Figure content listings:
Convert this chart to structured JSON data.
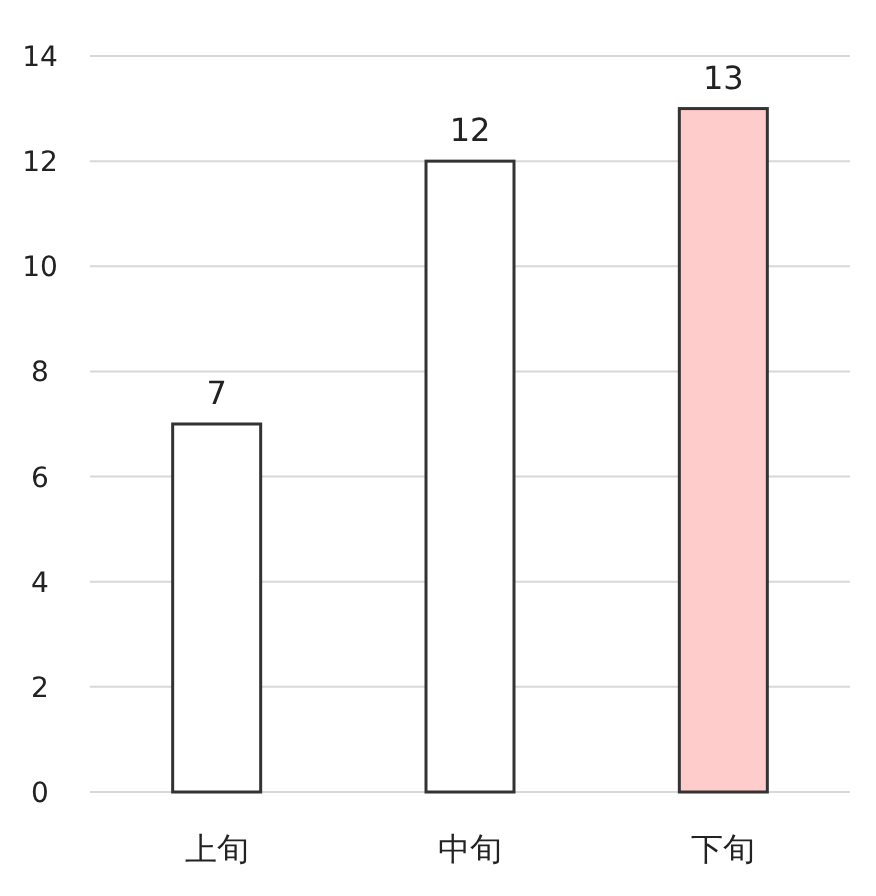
{
  "chart_data": {
    "type": "bar",
    "categories": [
      "上旬",
      "中旬",
      "下旬"
    ],
    "values": [
      7,
      12,
      13
    ],
    "colors": [
      "#ffffff",
      "#ffffff",
      "#ffcccc"
    ],
    "ylim": [
      0,
      14
    ],
    "yticks": [
      0,
      2,
      4,
      6,
      8,
      10,
      12,
      14
    ],
    "grid": "y",
    "data_labels": true
  }
}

- **Given request**:
Without including any picture, retype the entries exactly.

- **Expected answer**:
Convert this chart to structured JSON data.
{
  "chart_data": {
    "type": "bar",
    "categories": [
      "上旬",
      "中旬",
      "下旬"
    ],
    "values": [
      7,
      12,
      13
    ],
    "colors": [
      "#ffffff",
      "#ffffff",
      "#ffcccc"
    ],
    "ylim": [
      0,
      14
    ],
    "yticks": [
      0,
      2,
      4,
      6,
      8,
      10,
      12,
      14
    ],
    "grid": "y",
    "data_labels": true
  }
}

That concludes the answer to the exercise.